Given request:
Copy out the records word for word, everything from the line that contains "region-below-flow (158, 5, 1192, 655)" down to the line that contains "peb-line-2 (158, 5, 525, 655)", both of those lines included.

Entries provided:
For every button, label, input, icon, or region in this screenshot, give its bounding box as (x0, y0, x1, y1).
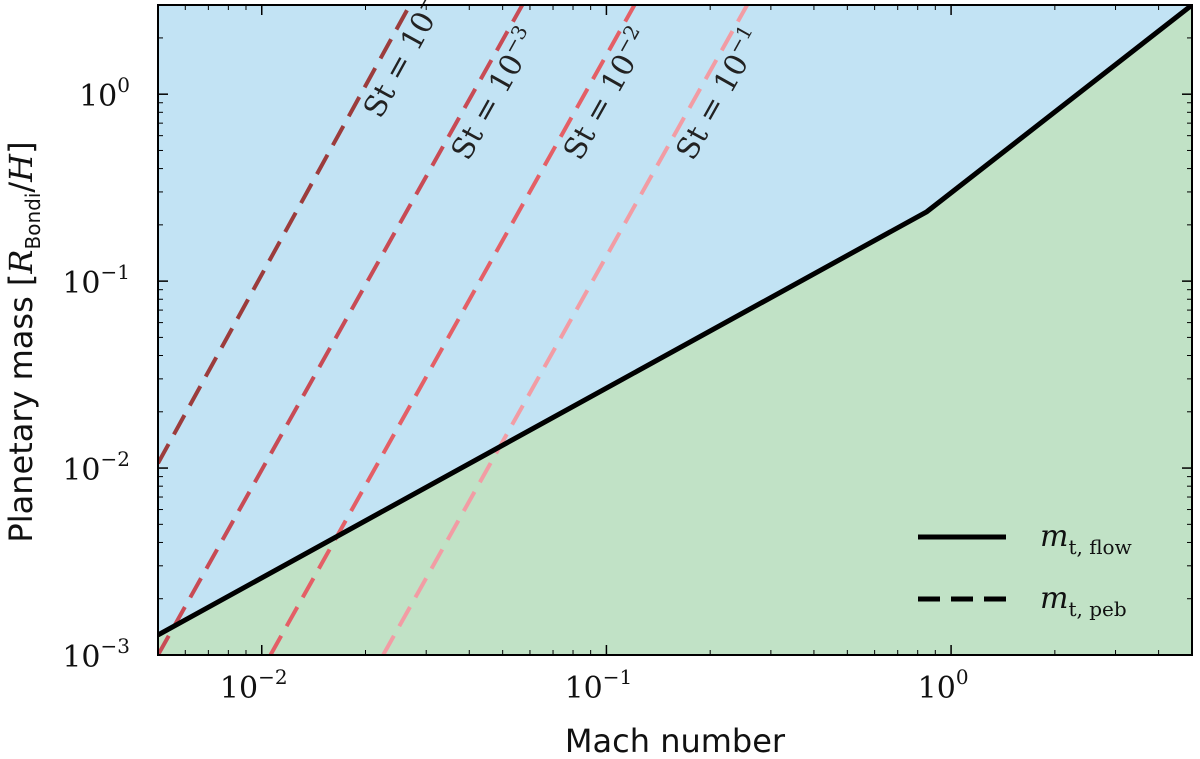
region-below-flow (158, 5, 1192, 655)
y-tick-label: 10−1 (62, 260, 130, 301)
legend-label-1: mt, flow (1040, 519, 1132, 559)
region-above-flow (158, 5, 1192, 635)
x-tick-label: 100 (918, 665, 969, 706)
x-tick-label: 10−1 (565, 665, 633, 706)
peb-line-2 (158, 5, 525, 655)
peb-line-1 (158, 5, 412, 465)
peb-line-3 (268, 5, 637, 655)
x-axis-label: Mach number (565, 722, 786, 759)
y-tick-label: 100 (79, 73, 130, 114)
peb-line-4 (381, 5, 749, 655)
legend-label-2: mt, peb (1040, 581, 1127, 621)
y-tick-label: 10−2 (62, 447, 130, 488)
flow-line (158, 5, 1192, 638)
y-axis-label: Planetary mass [RBondi/H] (2, 141, 45, 542)
plot-frame (157, 4, 1193, 656)
x-tick-label: 10−2 (220, 665, 288, 706)
y-tick-label: 10−3 (62, 634, 130, 675)
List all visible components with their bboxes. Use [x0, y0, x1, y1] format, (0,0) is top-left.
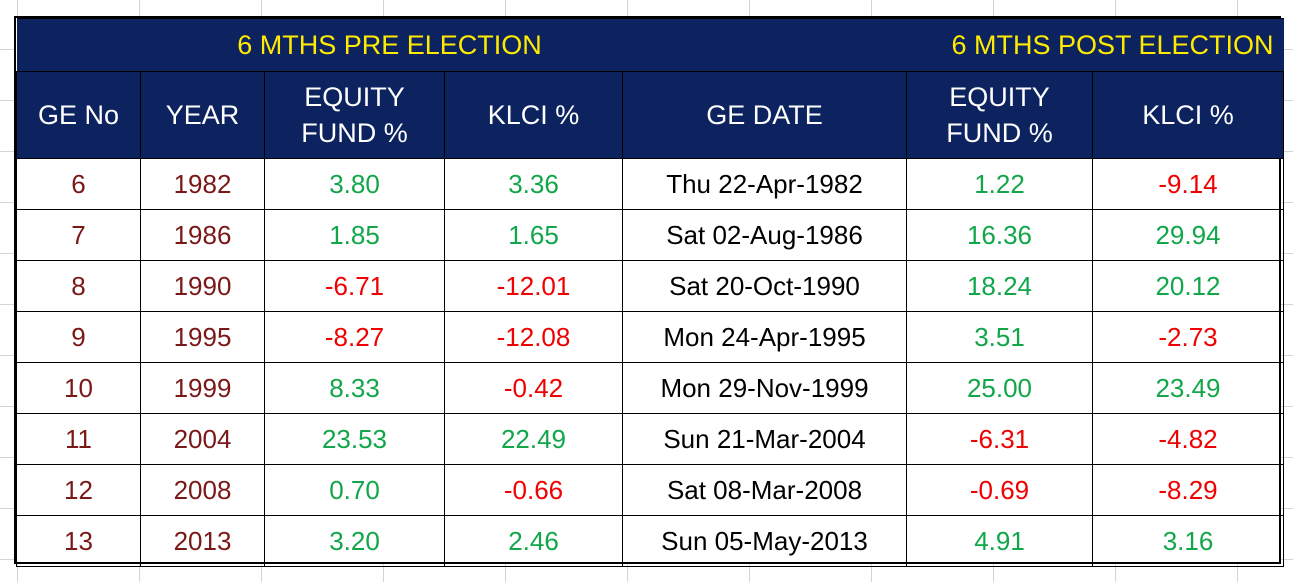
cell-post-klci[interactable]: 3.16 [1092, 515, 1284, 567]
col-header-pre-klci[interactable]: KLCI % [444, 71, 623, 159]
cell-post-klci[interactable]: 23.49 [1092, 362, 1284, 414]
cell-pre-klci[interactable]: -12.08 [444, 311, 623, 363]
cell-ge-date[interactable]: Sat 08-Mar-2008 [622, 464, 907, 516]
post-equity-label-line2: FUND % [946, 118, 1053, 148]
cell-ge-date[interactable]: Sat 20-Oct-1990 [622, 260, 907, 312]
cell-pre-klci[interactable]: 1.65 [444, 209, 623, 261]
table-row: 6 1982 3.80 3.36 Thu 22-Apr-1982 1.22 -9… [16, 158, 1284, 210]
cell-post-klci[interactable]: 29.94 [1092, 209, 1284, 261]
table-row: 12 2008 0.70 -0.66 Sat 08-Mar-2008 -0.69… [16, 464, 1284, 516]
pre-equity-label-line1: EQUITY [304, 82, 405, 112]
cell-ge-date[interactable]: Mon 24-Apr-1995 [622, 311, 907, 363]
post-equity-label-line1: EQUITY [949, 82, 1050, 112]
cell-ge-no[interactable]: 11 [16, 413, 141, 465]
cell-ge-date[interactable]: Sun 21-Mar-2004 [622, 413, 907, 465]
col-header-ge-date[interactable]: GE DATE [622, 71, 907, 159]
table-body: 6 1982 3.80 3.36 Thu 22-Apr-1982 1.22 -9… [16, 158, 1284, 567]
cell-post-equity[interactable]: 18.24 [906, 260, 1093, 312]
cell-post-klci[interactable]: -9.14 [1092, 158, 1284, 210]
cell-year[interactable]: 1982 [140, 158, 265, 210]
cell-post-equity[interactable]: 25.00 [906, 362, 1093, 414]
col-header-post-klci[interactable]: KLCI % [1092, 71, 1284, 159]
cell-pre-equity[interactable]: 23.53 [264, 413, 445, 465]
election-returns-table: 6 MTHS PRE ELECTION 6 MTHS POST ELECTION… [16, 18, 1284, 567]
cell-post-klci[interactable]: 20.12 [1092, 260, 1284, 312]
table-row: 10 1999 8.33 -0.42 Mon 29-Nov-1999 25.00… [16, 362, 1284, 414]
cell-pre-klci[interactable]: 3.36 [444, 158, 623, 210]
col-header-year[interactable]: YEAR [140, 71, 265, 159]
cell-year[interactable]: 2013 [140, 515, 265, 567]
cell-pre-equity[interactable]: 8.33 [264, 362, 445, 414]
cell-ge-no[interactable]: 9 [16, 311, 141, 363]
table-row: 13 2013 3.20 2.46 Sun 05-May-2013 4.91 3… [16, 515, 1284, 567]
pre-equity-label-line2: FUND % [301, 118, 408, 148]
cell-ge-no[interactable]: 13 [16, 515, 141, 567]
cell-year[interactable]: 1986 [140, 209, 265, 261]
cell-ge-no[interactable]: 7 [16, 209, 141, 261]
post-election-heading[interactable]: 6 MTHS POST ELECTION [622, 18, 1284, 72]
cell-pre-equity[interactable]: -6.71 [264, 260, 445, 312]
cell-pre-equity[interactable]: 3.80 [264, 158, 445, 210]
cell-post-equity[interactable]: 16.36 [906, 209, 1093, 261]
cell-ge-no[interactable]: 12 [16, 464, 141, 516]
cell-pre-klci[interactable]: -0.66 [444, 464, 623, 516]
col-header-pre-equity-fund[interactable]: EQUITY FUND % [264, 71, 445, 159]
cell-post-equity[interactable]: 4.91 [906, 515, 1093, 567]
cell-ge-no[interactable]: 10 [16, 362, 141, 414]
cell-post-klci[interactable]: -8.29 [1092, 464, 1284, 516]
table-row: 8 1990 -6.71 -12.01 Sat 20-Oct-1990 18.2… [16, 260, 1284, 312]
spreadsheet-table-region: 6 MTHS PRE ELECTION 6 MTHS POST ELECTION… [14, 16, 1284, 567]
cell-post-equity[interactable]: 1.22 [906, 158, 1093, 210]
cell-post-klci[interactable]: -4.82 [1092, 413, 1284, 465]
table-row: 11 2004 23.53 22.49 Sun 21-Mar-2004 -6.3… [16, 413, 1284, 465]
cell-pre-klci[interactable]: -0.42 [444, 362, 623, 414]
col-header-post-equity-fund[interactable]: EQUITY FUND % [906, 71, 1093, 159]
cell-post-equity[interactable]: 3.51 [906, 311, 1093, 363]
cell-year[interactable]: 1999 [140, 362, 265, 414]
cell-pre-klci[interactable]: 22.49 [444, 413, 623, 465]
cell-post-equity[interactable]: -0.69 [906, 464, 1093, 516]
cell-pre-equity[interactable]: -8.27 [264, 311, 445, 363]
cell-ge-date[interactable]: Sun 05-May-2013 [622, 515, 907, 567]
cell-pre-equity[interactable]: 1.85 [264, 209, 445, 261]
cell-year[interactable]: 2004 [140, 413, 265, 465]
cell-pre-equity[interactable]: 0.70 [264, 464, 445, 516]
table-row: 7 1986 1.85 1.65 Sat 02-Aug-1986 16.36 2… [16, 209, 1284, 261]
col-header-ge-no[interactable]: GE No [16, 71, 141, 159]
cell-pre-klci[interactable]: 2.46 [444, 515, 623, 567]
cell-ge-no[interactable]: 8 [16, 260, 141, 312]
cell-ge-date[interactable]: Thu 22-Apr-1982 [622, 158, 907, 210]
cell-pre-equity[interactable]: 3.20 [264, 515, 445, 567]
cell-ge-date[interactable]: Sat 02-Aug-1986 [622, 209, 907, 261]
group-header-row: 6 MTHS PRE ELECTION 6 MTHS POST ELECTION [16, 18, 1284, 72]
cell-ge-no[interactable]: 6 [16, 158, 141, 210]
table-row: 9 1995 -8.27 -12.08 Mon 24-Apr-1995 3.51… [16, 311, 1284, 363]
cell-year[interactable]: 1990 [140, 260, 265, 312]
cell-pre-klci[interactable]: -12.01 [444, 260, 623, 312]
cell-year[interactable]: 2008 [140, 464, 265, 516]
column-header-row: GE No YEAR EQUITY FUND % KLCI % GE DATE … [16, 71, 1284, 159]
pre-election-heading[interactable]: 6 MTHS PRE ELECTION [16, 18, 623, 72]
cell-year[interactable]: 1995 [140, 311, 265, 363]
cell-post-klci[interactable]: -2.73 [1092, 311, 1284, 363]
cell-post-equity[interactable]: -6.31 [906, 413, 1093, 465]
cell-ge-date[interactable]: Mon 29-Nov-1999 [622, 362, 907, 414]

Answer to this problem:
region-below-flow (158, 5, 1192, 655)
y-tick-label: 10−1 (62, 260, 130, 301)
legend-label-1: mt, flow (1040, 519, 1132, 559)
region-above-flow (158, 5, 1192, 635)
x-tick-label: 100 (918, 665, 969, 706)
x-tick-label: 10−1 (565, 665, 633, 706)
peb-line-2 (158, 5, 525, 655)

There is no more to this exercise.